> **Your instructions**: Your task is to repeat all of the material exactly.

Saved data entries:

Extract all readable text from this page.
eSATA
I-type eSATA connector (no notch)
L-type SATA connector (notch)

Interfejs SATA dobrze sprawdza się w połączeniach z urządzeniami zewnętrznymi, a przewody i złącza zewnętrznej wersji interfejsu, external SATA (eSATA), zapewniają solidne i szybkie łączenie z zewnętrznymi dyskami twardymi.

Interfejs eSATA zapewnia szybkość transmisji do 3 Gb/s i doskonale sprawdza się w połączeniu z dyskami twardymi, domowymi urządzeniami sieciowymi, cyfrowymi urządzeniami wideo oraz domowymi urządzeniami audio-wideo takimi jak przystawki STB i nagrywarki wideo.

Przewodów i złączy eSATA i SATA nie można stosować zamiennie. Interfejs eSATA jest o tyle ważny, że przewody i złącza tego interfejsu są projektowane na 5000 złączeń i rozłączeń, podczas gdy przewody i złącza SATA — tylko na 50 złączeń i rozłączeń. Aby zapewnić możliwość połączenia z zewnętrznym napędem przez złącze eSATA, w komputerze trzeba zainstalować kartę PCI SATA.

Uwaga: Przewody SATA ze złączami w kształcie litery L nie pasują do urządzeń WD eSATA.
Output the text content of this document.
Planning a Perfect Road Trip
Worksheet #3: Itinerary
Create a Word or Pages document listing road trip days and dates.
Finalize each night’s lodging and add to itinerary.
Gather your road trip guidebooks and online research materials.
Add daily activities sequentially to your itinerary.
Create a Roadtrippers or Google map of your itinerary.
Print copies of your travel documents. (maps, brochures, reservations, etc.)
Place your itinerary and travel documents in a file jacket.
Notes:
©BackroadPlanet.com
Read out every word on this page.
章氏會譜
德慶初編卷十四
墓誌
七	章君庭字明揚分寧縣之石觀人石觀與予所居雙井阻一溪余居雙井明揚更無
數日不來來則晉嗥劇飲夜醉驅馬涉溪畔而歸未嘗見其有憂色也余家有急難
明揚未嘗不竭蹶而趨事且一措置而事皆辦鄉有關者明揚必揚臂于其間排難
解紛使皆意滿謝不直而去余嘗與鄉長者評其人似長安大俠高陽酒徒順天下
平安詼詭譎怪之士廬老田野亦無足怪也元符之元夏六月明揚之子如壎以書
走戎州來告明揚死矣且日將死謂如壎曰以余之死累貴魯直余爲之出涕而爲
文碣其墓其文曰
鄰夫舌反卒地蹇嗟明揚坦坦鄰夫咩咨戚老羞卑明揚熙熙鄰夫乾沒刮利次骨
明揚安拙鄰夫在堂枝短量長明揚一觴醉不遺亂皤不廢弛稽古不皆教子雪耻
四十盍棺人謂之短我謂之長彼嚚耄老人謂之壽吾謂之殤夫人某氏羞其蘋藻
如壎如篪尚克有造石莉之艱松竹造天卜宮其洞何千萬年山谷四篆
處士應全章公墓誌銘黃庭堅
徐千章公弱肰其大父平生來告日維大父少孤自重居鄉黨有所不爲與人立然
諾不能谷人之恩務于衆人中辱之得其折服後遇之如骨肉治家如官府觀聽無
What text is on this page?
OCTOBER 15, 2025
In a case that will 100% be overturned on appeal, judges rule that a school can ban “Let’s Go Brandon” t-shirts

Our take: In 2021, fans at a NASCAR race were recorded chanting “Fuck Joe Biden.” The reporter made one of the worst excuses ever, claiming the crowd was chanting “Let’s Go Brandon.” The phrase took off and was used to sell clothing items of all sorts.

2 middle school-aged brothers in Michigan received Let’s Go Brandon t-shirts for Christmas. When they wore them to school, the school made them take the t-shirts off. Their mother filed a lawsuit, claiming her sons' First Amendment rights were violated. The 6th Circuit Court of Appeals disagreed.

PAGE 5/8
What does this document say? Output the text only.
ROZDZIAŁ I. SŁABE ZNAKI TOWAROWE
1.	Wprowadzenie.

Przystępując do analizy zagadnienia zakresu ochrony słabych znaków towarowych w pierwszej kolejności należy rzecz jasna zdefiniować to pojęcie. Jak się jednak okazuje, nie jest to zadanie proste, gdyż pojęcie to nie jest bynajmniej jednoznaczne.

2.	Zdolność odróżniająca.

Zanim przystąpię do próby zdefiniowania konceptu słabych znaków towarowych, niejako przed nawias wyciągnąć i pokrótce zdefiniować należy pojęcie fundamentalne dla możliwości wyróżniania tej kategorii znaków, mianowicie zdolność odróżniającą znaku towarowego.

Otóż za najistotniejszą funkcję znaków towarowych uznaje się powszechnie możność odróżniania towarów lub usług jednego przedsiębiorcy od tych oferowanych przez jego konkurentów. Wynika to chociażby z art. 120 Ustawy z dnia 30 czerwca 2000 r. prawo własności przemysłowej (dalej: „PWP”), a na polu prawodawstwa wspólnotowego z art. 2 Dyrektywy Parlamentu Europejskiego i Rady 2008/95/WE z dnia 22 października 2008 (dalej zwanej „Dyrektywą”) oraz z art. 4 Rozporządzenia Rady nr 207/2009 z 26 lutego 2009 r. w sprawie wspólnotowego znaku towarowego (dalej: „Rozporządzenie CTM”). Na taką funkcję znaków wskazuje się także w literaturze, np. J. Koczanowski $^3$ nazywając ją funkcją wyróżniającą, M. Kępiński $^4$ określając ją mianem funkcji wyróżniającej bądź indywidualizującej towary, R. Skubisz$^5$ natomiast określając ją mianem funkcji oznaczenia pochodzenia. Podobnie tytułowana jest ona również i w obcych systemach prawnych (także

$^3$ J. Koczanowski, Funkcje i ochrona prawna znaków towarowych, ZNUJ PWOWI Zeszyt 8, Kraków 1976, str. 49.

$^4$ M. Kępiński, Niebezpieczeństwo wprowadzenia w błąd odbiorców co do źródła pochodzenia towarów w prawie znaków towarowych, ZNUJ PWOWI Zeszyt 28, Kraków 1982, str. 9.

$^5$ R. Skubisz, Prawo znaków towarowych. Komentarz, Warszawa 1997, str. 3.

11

> **Answer to this exercise**:
Extract all readable text from this page.
eSATA
I-type eSATA connector (no notch)
L-type SATA connector (notch)

Interfejs SATA dobrze sprawdza się w połączeniach z urządzeniami zewnętrznymi, a przewody i złącza zewnętrznej wersji interfejsu, external SATA (eSATA), zapewniają solidne i szybkie łączenie z zewnętrznymi dyskami twardymi.

Interfejs eSATA zapewnia szybkość transmisji do 3 Gb/s i doskonale sprawdza się w połączeniu z dyskami twardymi, domowymi urządzeniami sieciowymi, cyfrowymi urządzeniami wideo oraz domowymi urządzeniami audio-wideo takimi jak przystawki STB i nagrywarki wideo.

Przewodów i złączy eSATA i SATA nie można stosować zamiennie. Interfejs eSATA jest o tyle ważny, że przewody i złącza tego interfejsu są projektowane na 5000 złączeń i rozłączeń, podczas gdy przewody i złącza SATA — tylko na 50 złączeń i rozłączeń. Aby zapewnić możliwość połączenia z zewnętrznym napędem przez złącze eSATA, w komputerze trzeba zainstalować kartę PCI SATA.

Uwaga: Przewody SATA ze złączami w kształcie litery L nie pasują do urządzeń WD eSATA.
Output the text content of this document.
Planning a Perfect Road Trip
Worksheet #3: Itinerary
Create a Word or Pages document listing road trip days and dates.
Finalize each night’s lodging and add to itinerary.
Gather your road trip guidebooks and online research materials.
Add daily activities sequentially to your itinerary.
Create a Roadtrippers or Google map of your itinerary.
Print copies of your travel documents. (maps, brochures, reservations, etc.)
Place your itinerary and travel documents in a file jacket.
Notes:
©BackroadPlanet.com
Read out every word on this page.
章氏會譜
德慶初編卷十四
墓誌
七	章君庭字明揚分寧縣之石觀人石觀與予所居雙井阻一溪余居雙井明揚更無
數日不來來則晉嗥劇飲夜醉驅馬涉溪畔而歸未嘗見其有憂色也余家有急難
明揚未嘗不竭蹶而趨事且一措置而事皆辦鄉有關者明揚必揚臂于其間排難
解紛使皆意滿謝不直而去余嘗與鄉長者評其人似長安大俠高陽酒徒順天下
平安詼詭譎怪之士廬老田野亦無足怪也元符之元夏六月明揚之子如壎以書
走戎州來告明揚死矣且日將死謂如壎曰以余之死累貴魯直余爲之出涕而爲
文碣其墓其文曰
鄰夫舌反卒地蹇嗟明揚坦坦鄰夫咩咨戚老羞卑明揚熙熙鄰夫乾沒刮利次骨
明揚安拙鄰夫在堂枝短量長明揚一觴醉不遺亂皤不廢弛稽古不皆教子雪耻
四十盍棺人謂之短我謂之長彼嚚耄老人謂之壽吾謂之殤夫人某氏羞其蘋藻
如壎如篪尚克有造石莉之艱松竹造天卜宮其洞何千萬年山谷四篆
處士應全章公墓誌銘黃庭堅
徐千章公弱肰其大父平生來告日維大父少孤自重居鄉黨有所不爲與人立然
諾不能谷人之恩務于衆人中辱之得其折服後遇之如骨肉治家如官府觀聽無
What text is on this page?
OCTOBER 15, 2025
In a case that will 100% be overturned on appeal, judges rule that a school can ban “Let’s Go Brandon” t-shirts

Our take: In 2021, fans at a NASCAR race were recorded chanting “Fuck Joe Biden.” The reporter made one of the worst excuses ever, claiming the crowd was chanting “Let’s Go Brandon.” The phrase took off and was used to sell clothing items of all sorts.

2 middle school-aged brothers in Michigan received Let’s Go Brandon t-shirts for Christmas. When they wore them to school, the school made them take the t-shirts off. Their mother filed a lawsuit, claiming her sons' First Amendment rights were violated. The 6th Circuit Court of Appeals disagreed.

PAGE 5/8
What does this document say? Output the text only.
ROZDZIAŁ I. SŁABE ZNAKI TOWAROWE
1.	Wprowadzenie.

Przystępując do analizy zagadnienia zakresu ochrony słabych znaków towarowych w pierwszej kolejności należy rzecz jasna zdefiniować to pojęcie. Jak się jednak okazuje, nie jest to zadanie proste, gdyż pojęcie to nie jest bynajmniej jednoznaczne.

2.	Zdolność odróżniająca.

Zanim przystąpię do próby zdefiniowania konceptu słabych znaków towarowych, niejako przed nawias wyciągnąć i pokrótce zdefiniować należy pojęcie fundamentalne dla możliwości wyróżniania tej kategorii znaków, mianowicie zdolność odróżniającą znaku towarowego.

Otóż za najistotniejszą funkcję znaków towarowych uznaje się powszechnie możność odróżniania towarów lub usług jednego przedsiębiorcy od tych oferowanych przez jego konkurentów. Wynika to chociażby z art. 120 Ustawy z dnia 30 czerwca 2000 r. prawo własności przemysłowej (dalej: „PWP”), a na polu prawodawstwa wspólnotowego z art. 2 Dyrektywy Parlamentu Europejskiego i Rady 2008/95/WE z dnia 22 października 2008 (dalej zwanej „Dyrektywą”) oraz z art. 4 Rozporządzenia Rady nr 207/2009 z 26 lutego 2009 r. w sprawie wspólnotowego znaku towarowego (dalej: „Rozporządzenie CTM”). Na taką funkcję znaków wskazuje się także w literaturze, np. J. Koczanowski $^3$ nazywając ją funkcją wyróżniającą, M. Kępiński $^4$ określając ją mianem funkcji wyróżniającej bądź indywidualizującej towary, R. Skubisz$^5$ natomiast określając ją mianem funkcji oznaczenia pochodzenia. Podobnie tytułowana jest ona również i w obcych systemach prawnych (także

$^3$ J. Koczanowski, Funkcje i ochrona prawna znaków towarowych, ZNUJ PWOWI Zeszyt 8, Kraków 1976, str. 49.

$^4$ M. Kępiński, Niebezpieczeństwo wprowadzenia w błąd odbiorców co do źródła pochodzenia towarów w prawie znaków towarowych, ZNUJ PWOWI Zeszyt 28, Kraków 1982, str. 9.

$^5$ R. Skubisz, Prawo znaków towarowych. Komentarz, Warszawa 1997, str. 3.

11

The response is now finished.